TO DO:
Find the lines holding "color" and copy them.

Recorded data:
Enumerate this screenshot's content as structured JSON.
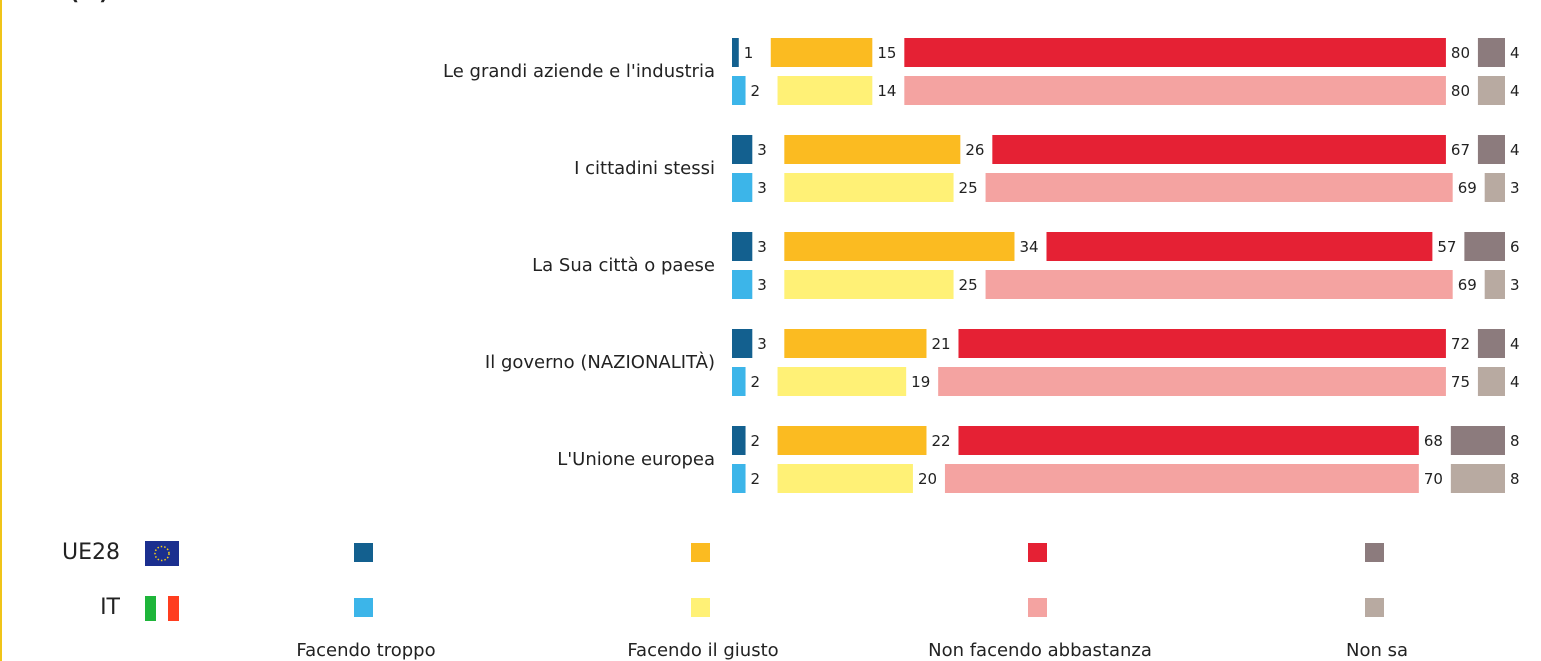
{
  "chart_data": {
    "type": "stacked-bar-horizontal",
    "unit_label": "(%)",
    "categories": [
      "Le grandi aziende e l'industria",
      "I cittadini stessi",
      "La Sua città o paese",
      "Il governo (NAZIONALITÀ)",
      "L'Unione europea"
    ],
    "segments": [
      "Facendo troppo",
      "Facendo il giusto",
      "Non facendo abbastanza",
      "Non sa"
    ],
    "series": [
      {
        "name": "UE28",
        "segments": [
          {
            "color": "#13608f",
            "values": [
              1,
              3,
              3,
              3,
              2
            ]
          },
          {
            "color": "#fbbb21",
            "values": [
              15,
              26,
              34,
              21,
              22
            ]
          },
          {
            "color": "#e52134",
            "values": [
              80,
              67,
              57,
              72,
              68
            ]
          },
          {
            "color": "#8c7b7d",
            "values": [
              4,
              4,
              6,
              4,
              8
            ]
          }
        ]
      },
      {
        "name": "IT",
        "segments": [
          {
            "color": "#3cb5e9",
            "values": [
              2,
              3,
              3,
              2,
              2
            ]
          },
          {
            "color": "#fff176",
            "values": [
              14,
              25,
              25,
              19,
              20
            ]
          },
          {
            "color": "#f4a3a1",
            "values": [
              80,
              69,
              69,
              75,
              70
            ]
          },
          {
            "color": "#b8aaa1",
            "values": [
              4,
              3,
              3,
              4,
              8
            ]
          }
        ]
      }
    ],
    "xlim": [
      0,
      100
    ]
  }
}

ANSWER FOR THIS EXERCISE:
            "color": "#13608f",
            "color": "#fbbb21",
            "color": "#e52134",
            "color": "#8c7b7d",
            "color": "#3cb5e9",
            "color": "#fff176",
            "color": "#f4a3a1",
            "color": "#b8aaa1",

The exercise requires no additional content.